Task goal:
Tally the lines below that contain the word "this", and give only that number.

Data extract:
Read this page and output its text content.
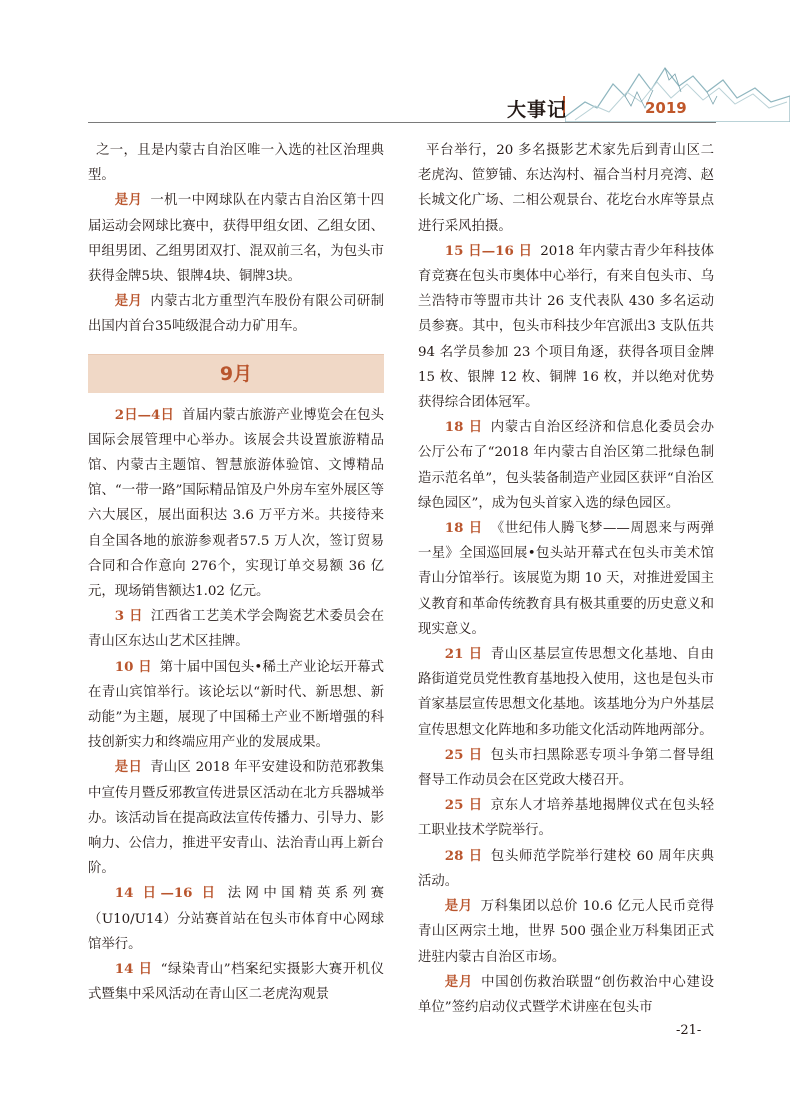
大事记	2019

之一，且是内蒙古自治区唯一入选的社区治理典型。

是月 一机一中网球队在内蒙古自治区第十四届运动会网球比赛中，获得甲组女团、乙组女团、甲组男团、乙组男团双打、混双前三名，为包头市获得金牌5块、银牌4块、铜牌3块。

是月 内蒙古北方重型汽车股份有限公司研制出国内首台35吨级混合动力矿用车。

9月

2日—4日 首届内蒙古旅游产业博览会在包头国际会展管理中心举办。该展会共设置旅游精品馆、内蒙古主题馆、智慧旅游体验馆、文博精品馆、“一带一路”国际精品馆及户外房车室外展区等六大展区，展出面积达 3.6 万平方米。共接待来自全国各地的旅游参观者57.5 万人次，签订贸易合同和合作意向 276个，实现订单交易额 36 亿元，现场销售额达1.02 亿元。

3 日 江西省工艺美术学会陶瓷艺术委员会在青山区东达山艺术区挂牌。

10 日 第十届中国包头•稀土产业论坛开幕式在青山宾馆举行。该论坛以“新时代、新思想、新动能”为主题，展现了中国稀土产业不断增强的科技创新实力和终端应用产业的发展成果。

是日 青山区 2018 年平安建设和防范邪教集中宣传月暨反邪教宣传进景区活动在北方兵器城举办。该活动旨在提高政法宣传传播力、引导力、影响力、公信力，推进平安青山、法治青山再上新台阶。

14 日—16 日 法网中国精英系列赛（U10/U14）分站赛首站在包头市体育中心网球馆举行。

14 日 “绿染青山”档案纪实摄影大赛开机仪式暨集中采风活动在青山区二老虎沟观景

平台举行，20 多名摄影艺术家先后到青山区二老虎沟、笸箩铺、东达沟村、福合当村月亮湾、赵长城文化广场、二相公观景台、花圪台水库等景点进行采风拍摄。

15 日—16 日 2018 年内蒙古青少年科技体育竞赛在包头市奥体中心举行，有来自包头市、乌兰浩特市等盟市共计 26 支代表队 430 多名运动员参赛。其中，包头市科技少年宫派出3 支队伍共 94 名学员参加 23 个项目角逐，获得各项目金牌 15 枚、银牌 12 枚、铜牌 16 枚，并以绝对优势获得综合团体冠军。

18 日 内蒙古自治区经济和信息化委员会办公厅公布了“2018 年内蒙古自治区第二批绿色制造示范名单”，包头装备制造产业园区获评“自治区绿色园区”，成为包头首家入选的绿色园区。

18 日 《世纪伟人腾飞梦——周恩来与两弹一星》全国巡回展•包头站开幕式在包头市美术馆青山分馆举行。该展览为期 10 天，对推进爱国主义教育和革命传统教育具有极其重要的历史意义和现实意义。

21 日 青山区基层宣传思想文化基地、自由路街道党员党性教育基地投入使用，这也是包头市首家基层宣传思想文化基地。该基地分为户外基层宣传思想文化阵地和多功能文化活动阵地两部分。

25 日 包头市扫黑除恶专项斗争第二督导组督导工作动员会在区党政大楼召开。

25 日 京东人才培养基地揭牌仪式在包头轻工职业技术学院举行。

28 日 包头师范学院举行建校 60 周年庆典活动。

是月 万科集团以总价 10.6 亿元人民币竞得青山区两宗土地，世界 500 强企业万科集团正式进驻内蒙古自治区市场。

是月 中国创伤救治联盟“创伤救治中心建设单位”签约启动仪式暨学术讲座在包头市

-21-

---

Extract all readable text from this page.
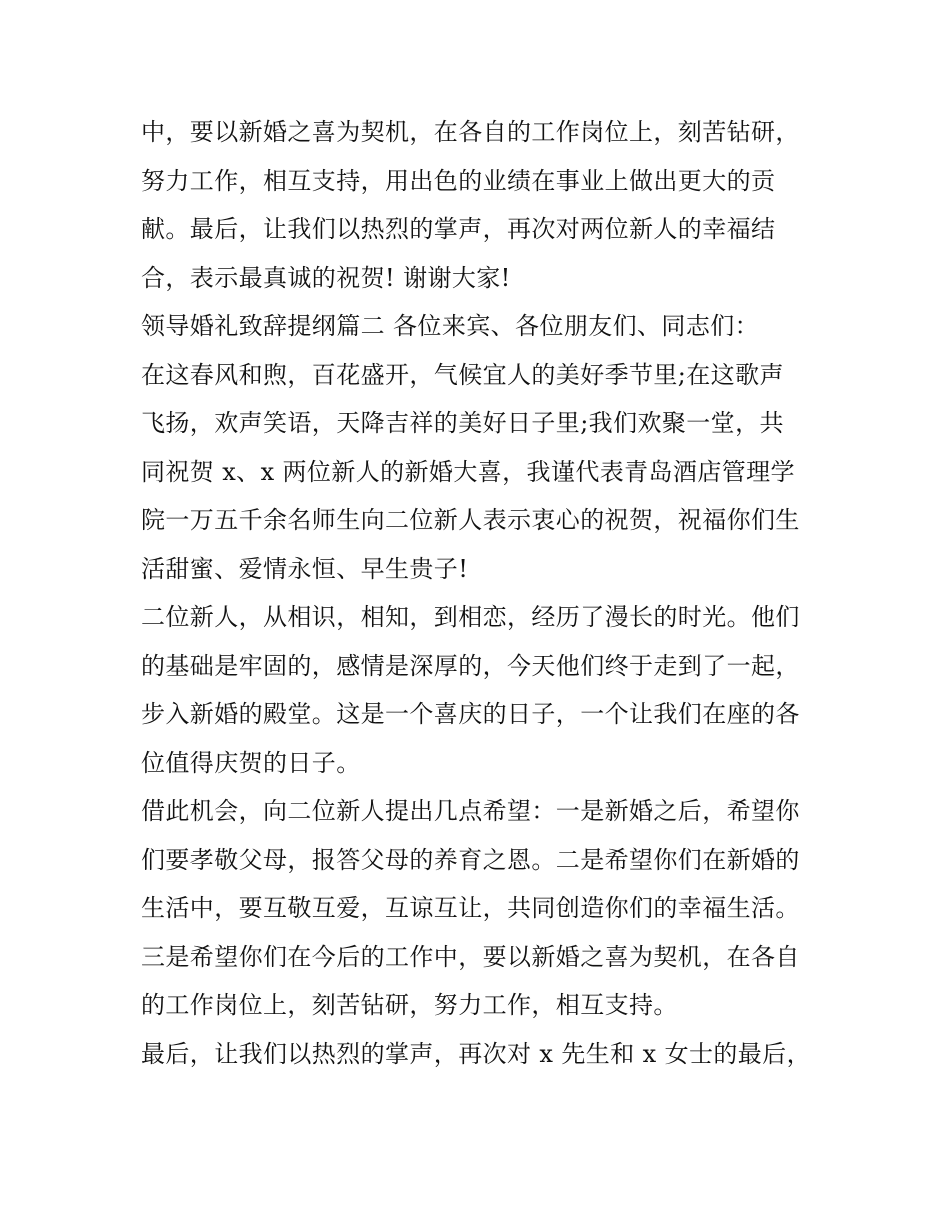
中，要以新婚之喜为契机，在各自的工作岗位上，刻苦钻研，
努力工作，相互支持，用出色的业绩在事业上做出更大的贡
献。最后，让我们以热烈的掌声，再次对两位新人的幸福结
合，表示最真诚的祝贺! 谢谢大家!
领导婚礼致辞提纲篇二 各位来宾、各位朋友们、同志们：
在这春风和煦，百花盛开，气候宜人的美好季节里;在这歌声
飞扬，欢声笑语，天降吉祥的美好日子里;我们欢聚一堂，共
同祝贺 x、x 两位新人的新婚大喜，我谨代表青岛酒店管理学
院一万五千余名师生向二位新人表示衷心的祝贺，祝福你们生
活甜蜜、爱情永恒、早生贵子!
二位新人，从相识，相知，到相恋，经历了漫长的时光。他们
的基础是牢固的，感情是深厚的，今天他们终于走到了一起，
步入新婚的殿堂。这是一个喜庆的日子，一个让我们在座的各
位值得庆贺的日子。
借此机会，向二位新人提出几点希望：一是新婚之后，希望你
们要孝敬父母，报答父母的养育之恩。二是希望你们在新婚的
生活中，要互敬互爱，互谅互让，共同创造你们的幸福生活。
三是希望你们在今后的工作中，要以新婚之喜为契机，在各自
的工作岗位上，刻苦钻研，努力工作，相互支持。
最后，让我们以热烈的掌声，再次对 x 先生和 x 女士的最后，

Exercise result:
2